Zum Malen

Das Wahrnehmen und Verinnerlichen der Farben und des Lichtes geben mir die Inspirationen. Deshalb male ich nie aus der Vorstellung heraus, sondern aus der Empfindung, die ich im Licht, in den Farben im Jahreslauf und in den Elementen erlebe. Die Farben gestalten sich im Bild zu Durchgängen, Horizonten oder (Seelen-)Landschaften.

Sobald die Horizontschwelle überschritten wird, zeigen sich Landschaften sowohl dem äusseren wie auch dem inneren Blick immer wieder neu. Jede Landschaft hat eine Seele und jede Seele eine Landschaft. Das versuche ich innerlich zu ertasten und nachher in Farben umzusetzen. Ein besonderer Moment zieht mich an: nämlich der Augenblick, an dem das Licht die Finsternis zurückzuschieben beginnt. Ein zauberhaftes Farbenspiel entsteht, der Farbenraum öffnet sich, die Landschaft wird deutlich. Der sichtbare Umkreis weitet sich. Die Kraft des Lichtes nehme ich nicht nur im sich Ausdehnen wahr, sondern auch im Strecken der Gräser und Baumstämme.

**Arbeitsanweisung 1**
Gib im Text über das Malen den Abschnitt von „Das Wahrnehmen und“ bis „Horizonten oder (Seelen-)Landschaften.“ wieder und tausche darin „Inspirationen“ gegen „Anregungen“ aus.
**Arbeitsanweisung 2**
Weshalb wird laut dem Text über das Malen nie aus der Vorstellung heraus gemalt? Antworte in ein bis drei Sätzen.

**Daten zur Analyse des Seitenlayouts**
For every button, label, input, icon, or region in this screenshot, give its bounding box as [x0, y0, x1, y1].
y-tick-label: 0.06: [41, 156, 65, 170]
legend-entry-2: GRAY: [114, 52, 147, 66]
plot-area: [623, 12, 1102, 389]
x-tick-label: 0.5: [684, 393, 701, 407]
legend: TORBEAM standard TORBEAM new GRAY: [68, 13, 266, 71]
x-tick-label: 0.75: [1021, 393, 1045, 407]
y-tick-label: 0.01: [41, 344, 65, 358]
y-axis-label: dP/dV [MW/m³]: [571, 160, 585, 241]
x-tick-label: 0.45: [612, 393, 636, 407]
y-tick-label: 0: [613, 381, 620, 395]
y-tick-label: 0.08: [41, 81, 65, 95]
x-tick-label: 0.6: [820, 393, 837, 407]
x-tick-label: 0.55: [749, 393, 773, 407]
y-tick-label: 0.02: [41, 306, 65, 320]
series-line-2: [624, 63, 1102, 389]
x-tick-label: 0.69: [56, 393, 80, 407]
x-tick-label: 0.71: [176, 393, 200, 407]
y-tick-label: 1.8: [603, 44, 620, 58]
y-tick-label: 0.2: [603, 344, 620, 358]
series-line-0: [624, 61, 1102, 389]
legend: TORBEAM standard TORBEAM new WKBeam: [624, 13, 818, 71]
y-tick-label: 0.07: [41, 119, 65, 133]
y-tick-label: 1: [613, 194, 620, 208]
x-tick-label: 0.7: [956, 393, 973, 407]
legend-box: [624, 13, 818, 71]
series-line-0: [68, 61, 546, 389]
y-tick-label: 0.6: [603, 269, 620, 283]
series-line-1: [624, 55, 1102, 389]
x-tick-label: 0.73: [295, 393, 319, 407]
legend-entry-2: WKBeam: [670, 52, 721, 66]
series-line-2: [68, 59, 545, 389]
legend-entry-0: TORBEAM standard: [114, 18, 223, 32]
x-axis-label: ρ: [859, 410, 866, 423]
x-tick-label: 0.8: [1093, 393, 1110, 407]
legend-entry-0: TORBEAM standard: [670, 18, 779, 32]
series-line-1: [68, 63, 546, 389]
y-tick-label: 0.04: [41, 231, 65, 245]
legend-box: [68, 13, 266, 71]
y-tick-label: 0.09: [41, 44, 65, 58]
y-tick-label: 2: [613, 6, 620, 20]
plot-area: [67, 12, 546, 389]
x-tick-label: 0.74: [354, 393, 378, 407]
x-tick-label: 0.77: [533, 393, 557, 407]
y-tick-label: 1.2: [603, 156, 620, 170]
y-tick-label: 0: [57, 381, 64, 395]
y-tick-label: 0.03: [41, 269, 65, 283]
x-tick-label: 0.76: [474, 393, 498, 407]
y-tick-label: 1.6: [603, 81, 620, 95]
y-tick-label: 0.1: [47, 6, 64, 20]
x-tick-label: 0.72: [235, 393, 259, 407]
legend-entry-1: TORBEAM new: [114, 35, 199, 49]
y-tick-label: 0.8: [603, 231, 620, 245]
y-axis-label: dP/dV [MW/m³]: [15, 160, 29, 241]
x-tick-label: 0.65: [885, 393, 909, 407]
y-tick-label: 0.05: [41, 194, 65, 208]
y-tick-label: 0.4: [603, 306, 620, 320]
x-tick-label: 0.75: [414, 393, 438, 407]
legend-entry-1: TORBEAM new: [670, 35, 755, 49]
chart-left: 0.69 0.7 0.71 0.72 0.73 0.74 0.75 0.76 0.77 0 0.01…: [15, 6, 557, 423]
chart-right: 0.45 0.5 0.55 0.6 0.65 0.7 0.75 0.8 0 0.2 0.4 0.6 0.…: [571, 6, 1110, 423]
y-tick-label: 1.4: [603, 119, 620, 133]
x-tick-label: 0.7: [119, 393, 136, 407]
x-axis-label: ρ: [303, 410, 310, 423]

**Antwortfeld 1**
Das Wahrnehmen und Verinnerlichen der Farben und des Lichtes geben mir die Anregungen. Deshalb male ich nie aus der Vorstellung heraus, sondern aus der Empfindung, die ich im Licht, in den Farben im Jahreslauf und in den Elementen erlebe. Die Farben gestalten sich im Bild zu Durchgängen, Horizonten oder (Seelen-)Landschaften.

**Antwortfeld 2**
Weil das Wahrnehmen und Verinnerlichen der Farben und des Lichtes die Inspirationen gibt. Deshalb wird aus der Empfindung gemalt, die im Licht, in den Farben im Jahreslauf und in den Elementen erlebt wird.